***** Provided records *****
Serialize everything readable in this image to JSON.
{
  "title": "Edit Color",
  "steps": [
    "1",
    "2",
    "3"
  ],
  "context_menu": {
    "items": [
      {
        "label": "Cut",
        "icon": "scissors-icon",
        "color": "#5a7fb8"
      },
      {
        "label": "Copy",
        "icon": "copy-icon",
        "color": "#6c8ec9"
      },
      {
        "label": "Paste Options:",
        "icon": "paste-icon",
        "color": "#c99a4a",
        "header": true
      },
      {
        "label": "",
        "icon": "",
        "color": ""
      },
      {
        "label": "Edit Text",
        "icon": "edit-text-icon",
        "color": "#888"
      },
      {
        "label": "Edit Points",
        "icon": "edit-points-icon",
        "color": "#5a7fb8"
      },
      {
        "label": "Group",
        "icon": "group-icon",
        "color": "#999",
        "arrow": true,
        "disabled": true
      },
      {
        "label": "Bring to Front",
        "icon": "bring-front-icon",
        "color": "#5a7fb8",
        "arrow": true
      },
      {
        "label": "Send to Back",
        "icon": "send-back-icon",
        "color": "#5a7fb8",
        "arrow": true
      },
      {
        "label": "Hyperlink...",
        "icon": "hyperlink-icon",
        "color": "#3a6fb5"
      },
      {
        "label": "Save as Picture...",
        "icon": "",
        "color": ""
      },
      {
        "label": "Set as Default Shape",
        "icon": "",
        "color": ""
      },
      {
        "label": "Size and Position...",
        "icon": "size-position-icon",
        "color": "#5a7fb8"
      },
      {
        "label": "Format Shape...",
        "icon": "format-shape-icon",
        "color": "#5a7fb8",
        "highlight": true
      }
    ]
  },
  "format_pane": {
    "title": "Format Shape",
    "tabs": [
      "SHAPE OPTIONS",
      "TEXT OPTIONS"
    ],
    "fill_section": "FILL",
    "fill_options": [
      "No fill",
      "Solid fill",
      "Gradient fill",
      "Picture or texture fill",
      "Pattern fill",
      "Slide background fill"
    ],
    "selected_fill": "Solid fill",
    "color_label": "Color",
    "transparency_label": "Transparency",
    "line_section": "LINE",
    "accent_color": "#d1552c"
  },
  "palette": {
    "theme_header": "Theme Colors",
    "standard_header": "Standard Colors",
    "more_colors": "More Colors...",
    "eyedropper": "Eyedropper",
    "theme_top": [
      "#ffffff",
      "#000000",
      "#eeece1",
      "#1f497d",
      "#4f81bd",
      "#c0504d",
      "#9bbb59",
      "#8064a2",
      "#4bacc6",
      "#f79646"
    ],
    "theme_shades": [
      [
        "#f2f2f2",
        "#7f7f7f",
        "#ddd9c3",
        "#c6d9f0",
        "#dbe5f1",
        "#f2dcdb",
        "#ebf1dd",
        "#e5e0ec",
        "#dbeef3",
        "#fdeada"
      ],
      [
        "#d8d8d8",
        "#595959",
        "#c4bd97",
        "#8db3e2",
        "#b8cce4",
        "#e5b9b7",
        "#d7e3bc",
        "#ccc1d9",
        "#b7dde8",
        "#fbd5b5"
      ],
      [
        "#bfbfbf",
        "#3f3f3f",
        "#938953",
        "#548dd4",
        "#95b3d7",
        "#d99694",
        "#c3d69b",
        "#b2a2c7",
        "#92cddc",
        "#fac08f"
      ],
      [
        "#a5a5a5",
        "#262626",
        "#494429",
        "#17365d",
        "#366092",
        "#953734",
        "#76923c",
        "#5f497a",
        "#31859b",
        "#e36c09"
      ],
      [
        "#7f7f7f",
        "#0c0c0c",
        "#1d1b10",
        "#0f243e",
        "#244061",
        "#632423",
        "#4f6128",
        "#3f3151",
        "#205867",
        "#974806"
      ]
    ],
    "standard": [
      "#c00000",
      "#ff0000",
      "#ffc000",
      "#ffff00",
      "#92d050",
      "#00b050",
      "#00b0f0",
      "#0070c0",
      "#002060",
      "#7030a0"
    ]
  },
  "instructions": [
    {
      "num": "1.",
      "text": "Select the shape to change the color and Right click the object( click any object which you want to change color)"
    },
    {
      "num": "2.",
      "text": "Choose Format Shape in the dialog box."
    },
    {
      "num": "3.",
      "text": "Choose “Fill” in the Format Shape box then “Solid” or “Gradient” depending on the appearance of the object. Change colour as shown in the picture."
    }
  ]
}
*****
Stated goal: Gather each line in the data that holds the string "title".

The result:
  "title": "Edit Color",
    "title": "Format Shape",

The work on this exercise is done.